• Material provided:
[start]

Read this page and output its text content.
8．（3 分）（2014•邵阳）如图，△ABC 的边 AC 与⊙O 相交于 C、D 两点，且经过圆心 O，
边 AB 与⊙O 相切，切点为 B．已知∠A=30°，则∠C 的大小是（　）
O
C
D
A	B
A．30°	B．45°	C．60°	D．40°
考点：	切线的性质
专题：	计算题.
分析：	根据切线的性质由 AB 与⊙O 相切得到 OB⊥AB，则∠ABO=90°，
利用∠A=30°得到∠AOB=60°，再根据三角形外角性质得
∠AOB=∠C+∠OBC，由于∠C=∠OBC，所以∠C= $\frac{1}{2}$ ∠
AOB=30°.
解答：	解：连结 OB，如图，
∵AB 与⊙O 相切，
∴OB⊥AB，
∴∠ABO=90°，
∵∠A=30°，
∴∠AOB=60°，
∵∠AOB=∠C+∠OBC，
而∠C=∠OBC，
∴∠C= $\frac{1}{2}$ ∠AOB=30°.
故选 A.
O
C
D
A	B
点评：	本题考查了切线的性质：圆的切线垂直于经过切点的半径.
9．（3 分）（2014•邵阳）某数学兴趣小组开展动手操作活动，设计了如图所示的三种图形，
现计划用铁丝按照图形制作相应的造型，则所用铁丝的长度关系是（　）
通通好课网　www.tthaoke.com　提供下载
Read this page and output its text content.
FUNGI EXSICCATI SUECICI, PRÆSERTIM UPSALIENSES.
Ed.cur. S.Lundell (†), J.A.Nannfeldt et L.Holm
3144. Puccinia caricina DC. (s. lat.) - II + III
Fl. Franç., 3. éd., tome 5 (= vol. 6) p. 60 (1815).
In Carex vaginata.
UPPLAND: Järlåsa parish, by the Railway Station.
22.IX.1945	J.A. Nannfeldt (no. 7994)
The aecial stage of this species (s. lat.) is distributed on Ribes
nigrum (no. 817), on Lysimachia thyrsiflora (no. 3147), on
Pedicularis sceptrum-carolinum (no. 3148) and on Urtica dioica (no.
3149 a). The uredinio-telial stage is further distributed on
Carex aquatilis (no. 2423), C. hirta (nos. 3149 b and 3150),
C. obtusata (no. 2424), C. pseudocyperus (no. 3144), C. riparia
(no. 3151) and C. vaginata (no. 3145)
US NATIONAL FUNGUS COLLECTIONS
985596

[end]

• Task description: Check each line of the data above for the word "Carex", then state how many lines have it. Give the number alone.

• The completed task: 2